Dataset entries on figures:
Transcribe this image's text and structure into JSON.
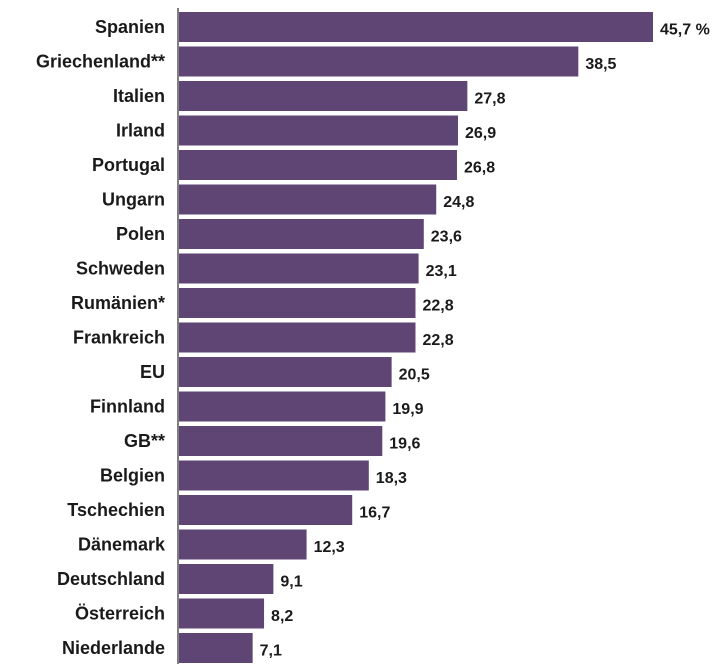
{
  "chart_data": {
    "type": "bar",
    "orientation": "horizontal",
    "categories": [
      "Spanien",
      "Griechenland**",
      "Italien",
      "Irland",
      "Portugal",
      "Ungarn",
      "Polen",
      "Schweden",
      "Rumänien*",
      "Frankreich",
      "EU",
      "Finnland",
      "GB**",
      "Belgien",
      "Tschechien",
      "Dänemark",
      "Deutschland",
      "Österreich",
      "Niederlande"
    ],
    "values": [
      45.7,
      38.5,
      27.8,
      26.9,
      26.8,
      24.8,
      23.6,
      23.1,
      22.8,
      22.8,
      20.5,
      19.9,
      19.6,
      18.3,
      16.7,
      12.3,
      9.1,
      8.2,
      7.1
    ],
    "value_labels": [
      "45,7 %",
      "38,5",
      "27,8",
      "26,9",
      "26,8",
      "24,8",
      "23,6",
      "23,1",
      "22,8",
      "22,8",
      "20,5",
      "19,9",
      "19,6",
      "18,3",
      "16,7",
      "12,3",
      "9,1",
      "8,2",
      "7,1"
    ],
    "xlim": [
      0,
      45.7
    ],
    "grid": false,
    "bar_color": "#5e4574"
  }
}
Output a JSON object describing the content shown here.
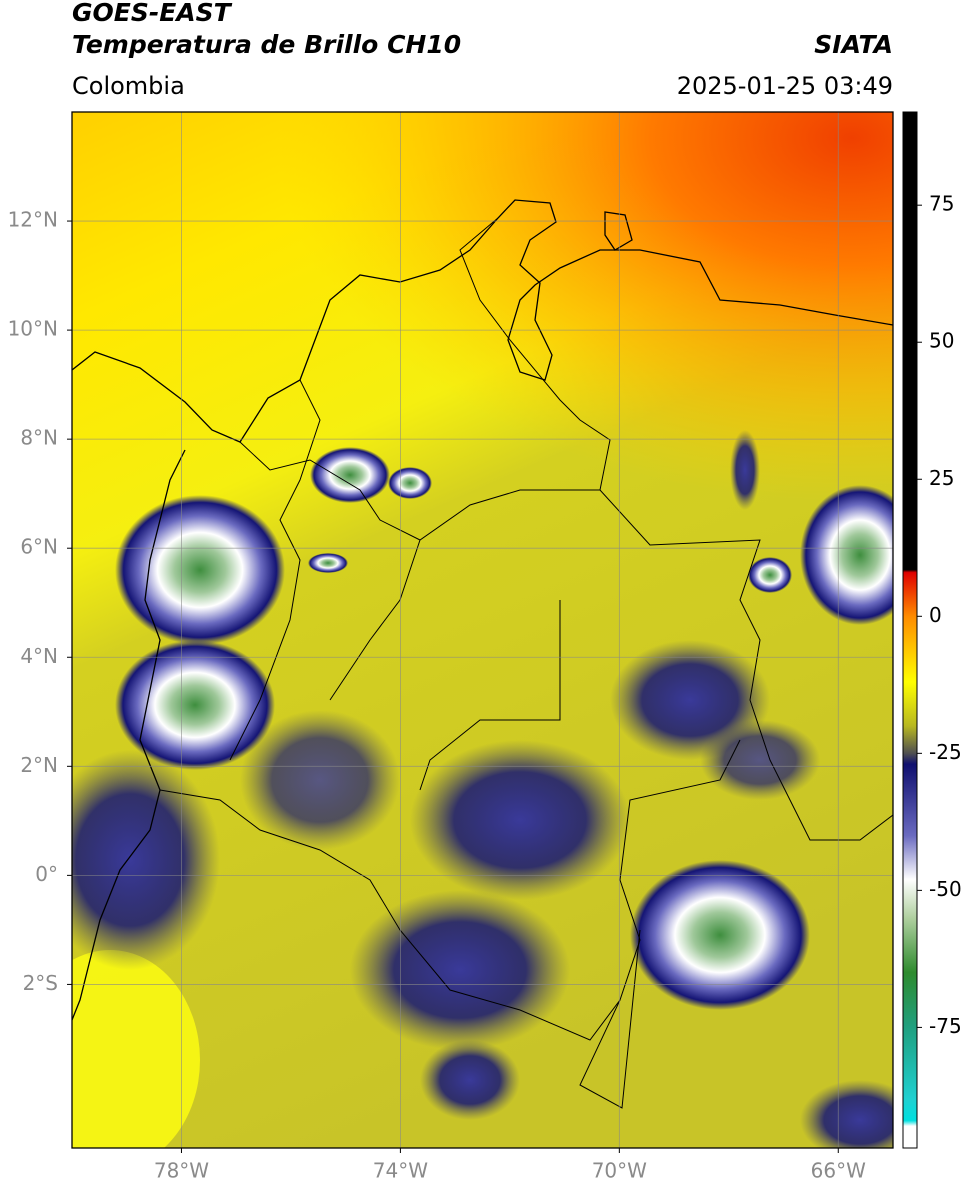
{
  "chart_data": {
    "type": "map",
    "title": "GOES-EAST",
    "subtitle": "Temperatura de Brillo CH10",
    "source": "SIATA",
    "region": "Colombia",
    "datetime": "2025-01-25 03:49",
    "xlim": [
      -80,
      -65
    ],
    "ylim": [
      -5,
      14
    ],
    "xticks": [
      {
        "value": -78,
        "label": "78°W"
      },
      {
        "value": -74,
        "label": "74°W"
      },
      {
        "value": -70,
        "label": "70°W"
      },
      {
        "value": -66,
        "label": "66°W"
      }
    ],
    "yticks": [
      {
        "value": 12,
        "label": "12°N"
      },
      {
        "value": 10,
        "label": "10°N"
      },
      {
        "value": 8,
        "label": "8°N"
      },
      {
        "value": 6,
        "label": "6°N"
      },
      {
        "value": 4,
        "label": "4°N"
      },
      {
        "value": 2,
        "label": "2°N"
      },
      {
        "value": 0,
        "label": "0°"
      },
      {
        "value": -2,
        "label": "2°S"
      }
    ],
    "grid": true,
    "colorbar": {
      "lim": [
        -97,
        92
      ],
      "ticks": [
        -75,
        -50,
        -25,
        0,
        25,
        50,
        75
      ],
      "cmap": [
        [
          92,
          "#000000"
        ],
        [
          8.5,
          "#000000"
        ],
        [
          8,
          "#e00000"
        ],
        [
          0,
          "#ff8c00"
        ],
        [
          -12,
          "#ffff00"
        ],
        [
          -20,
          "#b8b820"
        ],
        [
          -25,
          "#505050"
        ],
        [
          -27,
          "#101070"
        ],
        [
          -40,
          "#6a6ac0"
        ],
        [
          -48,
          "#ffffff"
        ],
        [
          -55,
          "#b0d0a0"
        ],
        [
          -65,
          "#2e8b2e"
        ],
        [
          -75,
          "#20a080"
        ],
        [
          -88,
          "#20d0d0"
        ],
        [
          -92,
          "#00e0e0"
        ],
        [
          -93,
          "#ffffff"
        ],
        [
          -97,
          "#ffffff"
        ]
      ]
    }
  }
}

The exercise: Using the data above, copy each line that contains "JSON".

Full output:
Transcribe this image's text and structure into JSON.
Output a JSON object describing the content shown here.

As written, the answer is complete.